### What this task involves
Write the data out again, exactly as given.

### Working data
-- begin --
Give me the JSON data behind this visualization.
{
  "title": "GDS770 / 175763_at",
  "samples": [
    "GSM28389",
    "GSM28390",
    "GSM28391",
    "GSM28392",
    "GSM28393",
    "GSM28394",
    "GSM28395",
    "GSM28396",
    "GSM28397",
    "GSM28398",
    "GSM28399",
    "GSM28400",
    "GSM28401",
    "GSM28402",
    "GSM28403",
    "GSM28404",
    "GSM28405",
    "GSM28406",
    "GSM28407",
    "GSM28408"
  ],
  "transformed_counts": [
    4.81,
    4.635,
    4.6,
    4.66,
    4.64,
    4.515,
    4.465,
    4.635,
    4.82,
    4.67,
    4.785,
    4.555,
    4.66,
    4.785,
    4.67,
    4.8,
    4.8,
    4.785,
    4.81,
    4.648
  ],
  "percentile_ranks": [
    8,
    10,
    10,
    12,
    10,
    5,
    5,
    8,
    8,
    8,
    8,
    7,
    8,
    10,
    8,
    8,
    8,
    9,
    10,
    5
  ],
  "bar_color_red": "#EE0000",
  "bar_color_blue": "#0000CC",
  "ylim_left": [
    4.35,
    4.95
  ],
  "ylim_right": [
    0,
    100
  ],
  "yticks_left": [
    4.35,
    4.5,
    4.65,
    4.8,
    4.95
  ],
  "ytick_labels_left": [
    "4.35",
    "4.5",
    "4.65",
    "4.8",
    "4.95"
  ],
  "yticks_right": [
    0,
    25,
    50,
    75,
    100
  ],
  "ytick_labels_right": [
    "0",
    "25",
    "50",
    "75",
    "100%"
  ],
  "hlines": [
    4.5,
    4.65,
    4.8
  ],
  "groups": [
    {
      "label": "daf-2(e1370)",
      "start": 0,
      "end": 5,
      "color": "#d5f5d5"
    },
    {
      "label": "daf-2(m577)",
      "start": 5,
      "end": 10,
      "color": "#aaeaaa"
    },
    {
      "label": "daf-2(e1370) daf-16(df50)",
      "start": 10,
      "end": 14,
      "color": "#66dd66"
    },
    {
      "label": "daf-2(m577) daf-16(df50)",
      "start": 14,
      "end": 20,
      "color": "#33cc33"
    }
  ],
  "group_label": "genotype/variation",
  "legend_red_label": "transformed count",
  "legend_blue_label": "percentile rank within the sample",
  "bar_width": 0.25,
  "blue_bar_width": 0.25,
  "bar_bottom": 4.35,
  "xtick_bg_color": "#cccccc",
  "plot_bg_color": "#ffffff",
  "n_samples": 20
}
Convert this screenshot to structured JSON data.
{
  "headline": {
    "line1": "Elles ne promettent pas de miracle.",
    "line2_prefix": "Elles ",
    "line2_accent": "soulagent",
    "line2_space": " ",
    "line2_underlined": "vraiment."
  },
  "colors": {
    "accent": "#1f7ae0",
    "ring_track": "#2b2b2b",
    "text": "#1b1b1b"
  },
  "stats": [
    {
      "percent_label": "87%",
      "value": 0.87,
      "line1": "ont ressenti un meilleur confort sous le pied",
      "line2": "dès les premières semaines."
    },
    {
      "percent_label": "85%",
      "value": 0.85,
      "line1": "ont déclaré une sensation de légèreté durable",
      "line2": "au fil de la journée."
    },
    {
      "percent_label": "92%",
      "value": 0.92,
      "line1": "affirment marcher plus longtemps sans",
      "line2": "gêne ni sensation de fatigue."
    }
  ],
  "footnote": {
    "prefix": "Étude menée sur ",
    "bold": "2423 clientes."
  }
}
-- end --
### Task output
Give me the JSON data behind this visualization.
{
  "title": "GDS770 / 175763_at",
  "samples": [
    "GSM28389",
    "GSM28390",
    "GSM28391",
    "GSM28392",
    "GSM28393",
    "GSM28394",
    "GSM28395",
    "GSM28396",
    "GSM28397",
    "GSM28398",
    "GSM28399",
    "GSM28400",
    "GSM28401",
    "GSM28402",
    "GSM28403",
    "GSM28404",
    "GSM28405",
    "GSM28406",
    "GSM28407",
    "GSM28408"
  ],
  "transformed_counts": [
    4.81,
    4.635,
    4.6,
    4.66,
    4.64,
    4.515,
    4.465,
    4.635,
    4.82,
    4.67,
    4.785,
    4.555,
    4.66,
    4.785,
    4.67,
    4.8,
    4.8,
    4.785,
    4.81,
    4.648
  ],
  "percentile_ranks": [
    8,
    10,
    10,
    12,
    10,
    5,
    5,
    8,
    8,
    8,
    8,
    7,
    8,
    10,
    8,
    8,
    8,
    9,
    10,
    5
  ],
  "bar_color_red": "#EE0000",
  "bar_color_blue": "#0000CC",
  "ylim_left": [
    4.35,
    4.95
  ],
  "ylim_right": [
    0,
    100
  ],
  "yticks_left": [
    4.35,
    4.5,
    4.65,
    4.8,
    4.95
  ],
  "ytick_labels_left": [
    "4.35",
    "4.5",
    "4.65",
    "4.8",
    "4.95"
  ],
  "yticks_right": [
    0,
    25,
    50,
    75,
    100
  ],
  "ytick_labels_right": [
    "0",
    "25",
    "50",
    "75",
    "100%"
  ],
  "hlines": [
    4.5,
    4.65,
    4.8
  ],
  "groups": [
    {
      "label": "daf-2(e1370)",
      "start": 0,
      "end": 5,
      "color": "#d5f5d5"
    },
    {
      "label": "daf-2(m577)",
      "start": 5,
      "end": 10,
      "color": "#aaeaaa"
    },
    {
      "label": "daf-2(e1370) daf-16(df50)",
      "start": 10,
      "end": 14,
      "color": "#66dd66"
    },
    {
      "label": "daf-2(m577) daf-16(df50)",
      "start": 14,
      "end": 20,
      "color": "#33cc33"
    }
  ],
  "group_label": "genotype/variation",
  "legend_red_label": "transformed count",
  "legend_blue_label": "percentile rank within the sample",
  "bar_width": 0.25,
  "blue_bar_width": 0.25,
  "bar_bottom": 4.35,
  "xtick_bg_color": "#cccccc",
  "plot_bg_color": "#ffffff",
  "n_samples": 20
}
Convert this screenshot to structured JSON data.
{
  "headline": {
    "line1": "Elles ne promettent pas de miracle.",
    "line2_prefix": "Elles ",
    "line2_accent": "soulagent",
    "line2_space": " ",
    "line2_underlined": "vraiment."
  },
  "colors": {
    "accent": "#1f7ae0",
    "ring_track": "#2b2b2b",
    "text": "#1b1b1b"
  },
  "stats": [
    {
      "percent_label": "87%",
      "value": 0.87,
      "line1": "ont ressenti un meilleur confort sous le pied",
      "line2": "dès les premières semaines."
    },
    {
      "percent_label": "85%",
      "value": 0.85,
      "line1": "ont déclaré une sensation de légèreté durable",
      "line2": "au fil de la journée."
    },
    {
      "percent_label": "92%",
      "value": 0.92,
      "line1": "affirment marcher plus longtemps sans",
      "line2": "gêne ni sensation de fatigue."
    }
  ],
  "footnote": {
    "prefix": "Étude menée sur ",
    "bold": "2423 clientes."
  }
}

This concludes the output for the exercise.